• **STATED PROBLEM**:
Copy out the records precisely, omitting pictures.

------ SUPPLIED MATERIAL ------

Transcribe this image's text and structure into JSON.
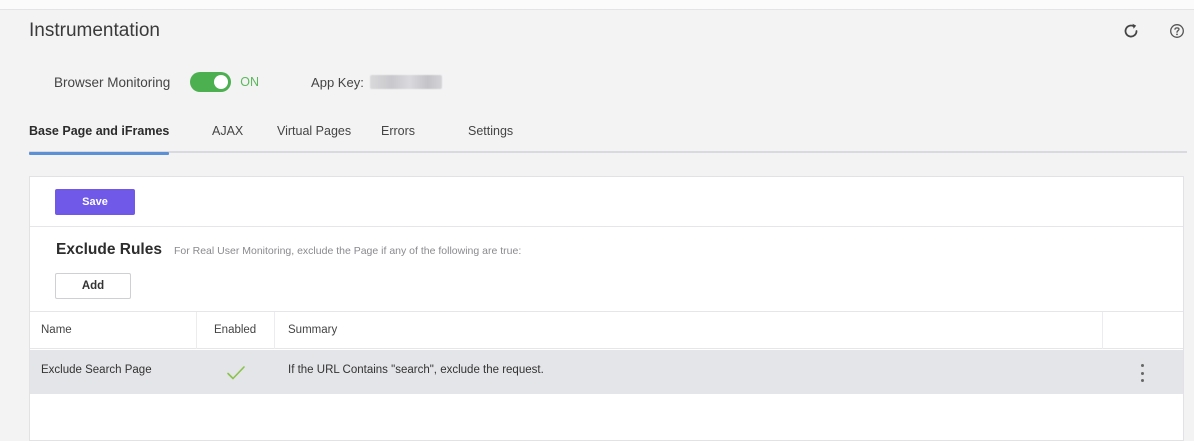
{
  "page": {
    "title": "Instrumentation"
  },
  "header_icons": [
    "refresh-icon",
    "help-icon"
  ],
  "browser_monitoring": {
    "label": "Browser Monitoring",
    "toggle_state": "ON",
    "enabled": true,
    "app_key_label": "App Key:"
  },
  "tabs": [
    {
      "label": "Base Page and iFrames",
      "active": true
    },
    {
      "label": "AJAX",
      "active": false
    },
    {
      "label": "Virtual Pages",
      "active": false
    },
    {
      "label": "Errors",
      "active": false
    },
    {
      "label": "Settings",
      "active": false
    }
  ],
  "panel": {
    "save_label": "Save",
    "rules_title": "Exclude Rules",
    "rules_description": "For Real User Monitoring, exclude the Page if any of the following are true:",
    "add_label": "Add"
  },
  "table": {
    "columns": [
      "Name",
      "Enabled",
      "Summary"
    ],
    "rows": [
      {
        "name": "Exclude Search Page",
        "enabled": true,
        "summary": "If the URL Contains \"search\", exclude the request."
      }
    ]
  },
  "colors": {
    "accent": "#7058e8",
    "toggle_on": "#4caf50",
    "tab_underline": "#5b8fd6",
    "check": "#8bc34a"
  }
}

------

• **COMPLETED TASK**:
Transcribe this image's text and structure into JSON.
{
  "page": {
    "title": "Instrumentation"
  },
  "header_icons": [
    "refresh-icon",
    "help-icon"
  ],
  "browser_monitoring": {
    "label": "Browser Monitoring",
    "toggle_state": "ON",
    "enabled": true,
    "app_key_label": "App Key:"
  },
  "tabs": [
    {
      "label": "Base Page and iFrames",
      "active": true
    },
    {
      "label": "AJAX",
      "active": false
    },
    {
      "label": "Virtual Pages",
      "active": false
    },
    {
      "label": "Errors",
      "active": false
    },
    {
      "label": "Settings",
      "active": false
    }
  ],
  "panel": {
    "save_label": "Save",
    "rules_title": "Exclude Rules",
    "rules_description": "For Real User Monitoring, exclude the Page if any of the following are true:",
    "add_label": "Add"
  },
  "table": {
    "columns": [
      "Name",
      "Enabled",
      "Summary"
    ],
    "rows": [
      {
        "name": "Exclude Search Page",
        "enabled": true,
        "summary": "If the URL Contains \"search\", exclude the request."
      }
    ]
  },
  "colors": {
    "accent": "#7058e8",
    "toggle_on": "#4caf50",
    "tab_underline": "#5b8fd6",
    "check": "#8bc34a"
  }
}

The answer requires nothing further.